**Assignment**
The response must contain each line of the material that holds "They".

* * * *

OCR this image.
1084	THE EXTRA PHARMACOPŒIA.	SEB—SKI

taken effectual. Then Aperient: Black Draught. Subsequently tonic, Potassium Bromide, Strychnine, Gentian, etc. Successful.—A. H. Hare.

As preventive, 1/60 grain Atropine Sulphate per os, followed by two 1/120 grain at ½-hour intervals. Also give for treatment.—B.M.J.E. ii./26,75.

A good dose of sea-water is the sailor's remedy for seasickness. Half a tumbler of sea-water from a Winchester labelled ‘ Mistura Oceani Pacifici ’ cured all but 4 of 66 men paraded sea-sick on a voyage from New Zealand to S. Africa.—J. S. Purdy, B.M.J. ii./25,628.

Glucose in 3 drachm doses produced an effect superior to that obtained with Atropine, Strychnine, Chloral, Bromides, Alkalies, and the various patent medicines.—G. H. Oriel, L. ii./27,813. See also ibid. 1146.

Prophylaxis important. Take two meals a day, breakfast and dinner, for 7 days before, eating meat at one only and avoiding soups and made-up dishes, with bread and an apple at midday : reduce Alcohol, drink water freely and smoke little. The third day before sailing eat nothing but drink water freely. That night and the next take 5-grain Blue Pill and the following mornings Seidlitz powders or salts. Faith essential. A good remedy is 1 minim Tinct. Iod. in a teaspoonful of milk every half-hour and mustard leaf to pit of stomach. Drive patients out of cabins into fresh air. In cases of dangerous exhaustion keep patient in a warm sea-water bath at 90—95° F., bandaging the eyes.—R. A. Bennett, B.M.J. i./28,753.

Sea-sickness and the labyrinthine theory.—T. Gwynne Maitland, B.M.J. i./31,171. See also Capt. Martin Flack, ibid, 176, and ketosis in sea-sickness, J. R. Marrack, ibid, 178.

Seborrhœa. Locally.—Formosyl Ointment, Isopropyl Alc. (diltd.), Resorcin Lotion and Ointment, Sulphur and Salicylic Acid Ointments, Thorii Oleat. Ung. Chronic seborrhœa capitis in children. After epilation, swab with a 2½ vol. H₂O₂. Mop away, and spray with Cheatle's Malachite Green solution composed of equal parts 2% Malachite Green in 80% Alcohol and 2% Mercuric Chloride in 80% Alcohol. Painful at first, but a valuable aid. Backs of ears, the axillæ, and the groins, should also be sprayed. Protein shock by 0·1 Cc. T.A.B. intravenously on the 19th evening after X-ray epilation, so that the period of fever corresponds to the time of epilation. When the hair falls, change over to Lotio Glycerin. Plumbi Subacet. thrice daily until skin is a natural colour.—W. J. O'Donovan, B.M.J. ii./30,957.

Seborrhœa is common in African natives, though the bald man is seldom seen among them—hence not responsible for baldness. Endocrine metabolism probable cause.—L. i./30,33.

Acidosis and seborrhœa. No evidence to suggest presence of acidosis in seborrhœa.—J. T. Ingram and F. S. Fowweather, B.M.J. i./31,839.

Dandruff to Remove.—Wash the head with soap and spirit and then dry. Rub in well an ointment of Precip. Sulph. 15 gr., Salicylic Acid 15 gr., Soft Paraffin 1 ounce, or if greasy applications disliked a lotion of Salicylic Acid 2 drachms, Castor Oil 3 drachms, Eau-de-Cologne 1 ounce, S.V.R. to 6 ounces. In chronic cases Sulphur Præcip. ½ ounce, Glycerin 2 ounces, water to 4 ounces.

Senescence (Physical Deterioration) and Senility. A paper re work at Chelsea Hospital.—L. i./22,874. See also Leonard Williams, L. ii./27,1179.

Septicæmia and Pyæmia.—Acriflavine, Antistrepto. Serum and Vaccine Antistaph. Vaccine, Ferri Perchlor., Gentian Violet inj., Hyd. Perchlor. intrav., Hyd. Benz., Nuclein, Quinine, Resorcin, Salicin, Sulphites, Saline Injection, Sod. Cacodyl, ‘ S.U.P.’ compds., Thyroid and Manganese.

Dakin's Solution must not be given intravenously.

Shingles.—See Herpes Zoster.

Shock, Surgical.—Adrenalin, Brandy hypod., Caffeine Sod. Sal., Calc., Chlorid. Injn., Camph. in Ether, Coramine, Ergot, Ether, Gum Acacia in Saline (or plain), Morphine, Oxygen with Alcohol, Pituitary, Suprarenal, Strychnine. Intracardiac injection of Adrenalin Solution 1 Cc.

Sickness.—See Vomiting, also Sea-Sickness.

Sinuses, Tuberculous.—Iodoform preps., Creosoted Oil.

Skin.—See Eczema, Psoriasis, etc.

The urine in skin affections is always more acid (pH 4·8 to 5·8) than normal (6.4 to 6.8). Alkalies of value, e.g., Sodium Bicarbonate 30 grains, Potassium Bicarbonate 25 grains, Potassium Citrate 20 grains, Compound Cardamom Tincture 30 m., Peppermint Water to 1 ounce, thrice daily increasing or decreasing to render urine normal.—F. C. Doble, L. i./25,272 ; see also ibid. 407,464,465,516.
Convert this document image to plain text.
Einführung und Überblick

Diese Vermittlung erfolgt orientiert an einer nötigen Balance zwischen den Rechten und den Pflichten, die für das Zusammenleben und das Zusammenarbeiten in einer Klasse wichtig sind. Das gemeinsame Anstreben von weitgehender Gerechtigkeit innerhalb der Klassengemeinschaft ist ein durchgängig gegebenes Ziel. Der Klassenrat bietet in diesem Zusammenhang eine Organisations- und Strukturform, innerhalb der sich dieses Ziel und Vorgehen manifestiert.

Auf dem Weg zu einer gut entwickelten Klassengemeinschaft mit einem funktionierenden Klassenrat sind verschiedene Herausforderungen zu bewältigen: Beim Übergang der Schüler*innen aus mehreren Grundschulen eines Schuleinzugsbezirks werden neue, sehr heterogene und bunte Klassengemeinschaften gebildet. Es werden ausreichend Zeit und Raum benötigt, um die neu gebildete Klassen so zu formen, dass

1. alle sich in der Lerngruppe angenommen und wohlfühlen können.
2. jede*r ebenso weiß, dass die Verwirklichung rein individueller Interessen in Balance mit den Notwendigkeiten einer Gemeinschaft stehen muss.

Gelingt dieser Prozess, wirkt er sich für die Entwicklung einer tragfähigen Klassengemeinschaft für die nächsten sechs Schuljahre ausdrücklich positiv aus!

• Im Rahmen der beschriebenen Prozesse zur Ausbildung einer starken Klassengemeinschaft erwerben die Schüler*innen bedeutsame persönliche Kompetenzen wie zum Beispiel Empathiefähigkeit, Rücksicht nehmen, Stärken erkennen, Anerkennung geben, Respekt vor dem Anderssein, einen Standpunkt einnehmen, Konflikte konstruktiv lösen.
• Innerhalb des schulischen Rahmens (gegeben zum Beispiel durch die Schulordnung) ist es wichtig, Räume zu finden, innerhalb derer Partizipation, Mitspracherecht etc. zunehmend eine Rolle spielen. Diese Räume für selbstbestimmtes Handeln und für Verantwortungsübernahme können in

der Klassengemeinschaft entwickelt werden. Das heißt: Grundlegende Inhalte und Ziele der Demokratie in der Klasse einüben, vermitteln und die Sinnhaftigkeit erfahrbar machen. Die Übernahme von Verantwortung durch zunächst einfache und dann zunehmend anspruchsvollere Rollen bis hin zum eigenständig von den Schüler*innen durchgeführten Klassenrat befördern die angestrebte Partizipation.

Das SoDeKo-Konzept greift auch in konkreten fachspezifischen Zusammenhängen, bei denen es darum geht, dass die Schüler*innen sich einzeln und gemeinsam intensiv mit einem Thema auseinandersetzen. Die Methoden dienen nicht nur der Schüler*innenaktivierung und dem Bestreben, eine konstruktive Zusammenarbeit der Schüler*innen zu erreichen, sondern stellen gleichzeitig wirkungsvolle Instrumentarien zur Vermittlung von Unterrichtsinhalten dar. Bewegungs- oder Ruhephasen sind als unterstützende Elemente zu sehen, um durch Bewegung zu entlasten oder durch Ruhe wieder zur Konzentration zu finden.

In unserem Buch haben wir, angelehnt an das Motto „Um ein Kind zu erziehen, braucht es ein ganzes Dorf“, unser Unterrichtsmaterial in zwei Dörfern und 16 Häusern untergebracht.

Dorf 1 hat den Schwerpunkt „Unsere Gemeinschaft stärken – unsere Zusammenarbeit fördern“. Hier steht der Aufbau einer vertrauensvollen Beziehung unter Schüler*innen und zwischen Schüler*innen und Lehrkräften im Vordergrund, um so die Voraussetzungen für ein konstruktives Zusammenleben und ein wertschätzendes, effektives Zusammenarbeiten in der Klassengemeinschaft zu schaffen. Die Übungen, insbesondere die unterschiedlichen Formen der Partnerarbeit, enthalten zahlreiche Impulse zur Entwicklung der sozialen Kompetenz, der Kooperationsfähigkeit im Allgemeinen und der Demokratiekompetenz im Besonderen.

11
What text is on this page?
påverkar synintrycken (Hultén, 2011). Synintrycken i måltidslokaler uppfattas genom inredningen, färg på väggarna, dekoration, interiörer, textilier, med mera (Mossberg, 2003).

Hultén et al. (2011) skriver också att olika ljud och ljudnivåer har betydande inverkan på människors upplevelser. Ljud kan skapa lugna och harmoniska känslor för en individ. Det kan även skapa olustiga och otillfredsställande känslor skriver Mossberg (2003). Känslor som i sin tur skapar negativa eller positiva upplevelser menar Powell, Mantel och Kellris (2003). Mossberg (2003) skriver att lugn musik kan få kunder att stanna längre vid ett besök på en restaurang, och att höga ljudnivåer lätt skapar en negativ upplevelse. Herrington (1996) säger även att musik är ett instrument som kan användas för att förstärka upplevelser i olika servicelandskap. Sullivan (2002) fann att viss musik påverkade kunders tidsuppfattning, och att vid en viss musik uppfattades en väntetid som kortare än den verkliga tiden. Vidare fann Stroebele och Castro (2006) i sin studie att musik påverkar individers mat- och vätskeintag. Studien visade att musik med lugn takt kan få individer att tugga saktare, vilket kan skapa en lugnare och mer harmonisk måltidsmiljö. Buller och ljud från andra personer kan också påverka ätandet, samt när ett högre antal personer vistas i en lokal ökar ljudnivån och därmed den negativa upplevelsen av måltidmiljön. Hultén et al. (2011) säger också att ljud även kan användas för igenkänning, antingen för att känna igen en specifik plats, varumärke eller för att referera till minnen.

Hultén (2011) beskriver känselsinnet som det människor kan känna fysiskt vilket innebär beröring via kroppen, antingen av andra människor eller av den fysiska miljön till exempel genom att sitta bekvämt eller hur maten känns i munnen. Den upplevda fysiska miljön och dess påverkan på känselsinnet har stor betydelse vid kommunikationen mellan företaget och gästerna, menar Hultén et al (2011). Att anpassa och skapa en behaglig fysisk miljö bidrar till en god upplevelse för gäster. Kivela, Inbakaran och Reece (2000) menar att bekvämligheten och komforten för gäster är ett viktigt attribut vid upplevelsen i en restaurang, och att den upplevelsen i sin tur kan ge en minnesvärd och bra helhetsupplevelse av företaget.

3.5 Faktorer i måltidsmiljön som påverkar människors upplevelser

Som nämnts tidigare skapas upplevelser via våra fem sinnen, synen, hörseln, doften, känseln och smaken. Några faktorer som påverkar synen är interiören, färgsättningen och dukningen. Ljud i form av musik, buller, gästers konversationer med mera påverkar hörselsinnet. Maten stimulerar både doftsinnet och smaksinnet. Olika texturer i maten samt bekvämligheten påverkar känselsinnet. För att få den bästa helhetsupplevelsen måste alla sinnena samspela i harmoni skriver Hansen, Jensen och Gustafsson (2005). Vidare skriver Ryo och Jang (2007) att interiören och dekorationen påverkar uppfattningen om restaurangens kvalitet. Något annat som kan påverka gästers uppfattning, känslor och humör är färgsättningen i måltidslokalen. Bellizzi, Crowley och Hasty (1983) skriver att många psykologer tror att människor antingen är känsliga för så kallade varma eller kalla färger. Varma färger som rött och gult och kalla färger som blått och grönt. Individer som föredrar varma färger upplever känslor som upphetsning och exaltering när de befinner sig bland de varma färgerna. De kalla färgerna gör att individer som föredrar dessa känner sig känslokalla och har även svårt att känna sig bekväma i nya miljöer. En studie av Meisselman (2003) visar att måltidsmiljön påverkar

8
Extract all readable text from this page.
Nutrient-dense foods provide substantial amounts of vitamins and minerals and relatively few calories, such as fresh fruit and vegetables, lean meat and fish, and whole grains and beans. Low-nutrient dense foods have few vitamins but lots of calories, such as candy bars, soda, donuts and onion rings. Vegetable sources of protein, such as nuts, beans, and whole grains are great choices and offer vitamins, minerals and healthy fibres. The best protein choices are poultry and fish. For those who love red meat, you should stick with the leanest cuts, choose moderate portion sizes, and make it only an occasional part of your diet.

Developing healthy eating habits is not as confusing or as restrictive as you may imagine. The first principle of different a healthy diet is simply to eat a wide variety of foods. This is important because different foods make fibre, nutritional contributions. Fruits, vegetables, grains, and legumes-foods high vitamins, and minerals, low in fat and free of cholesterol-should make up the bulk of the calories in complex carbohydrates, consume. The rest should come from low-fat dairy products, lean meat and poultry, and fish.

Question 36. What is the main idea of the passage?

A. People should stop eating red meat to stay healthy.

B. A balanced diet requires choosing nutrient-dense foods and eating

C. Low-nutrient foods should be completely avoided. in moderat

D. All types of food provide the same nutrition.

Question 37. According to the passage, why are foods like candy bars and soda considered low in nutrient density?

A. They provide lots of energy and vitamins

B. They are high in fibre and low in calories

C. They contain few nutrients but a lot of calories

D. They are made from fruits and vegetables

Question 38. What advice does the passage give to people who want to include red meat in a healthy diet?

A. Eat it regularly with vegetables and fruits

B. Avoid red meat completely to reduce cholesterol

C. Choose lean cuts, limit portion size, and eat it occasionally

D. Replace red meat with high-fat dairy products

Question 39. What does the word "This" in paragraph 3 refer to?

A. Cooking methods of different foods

* * * *

**Solution**
A. They provide lots of energy and vitamins
B. They are high in fibre and low in calories
C. They contain few nutrients but a lot of calories
D. They are made from fruits and vegetables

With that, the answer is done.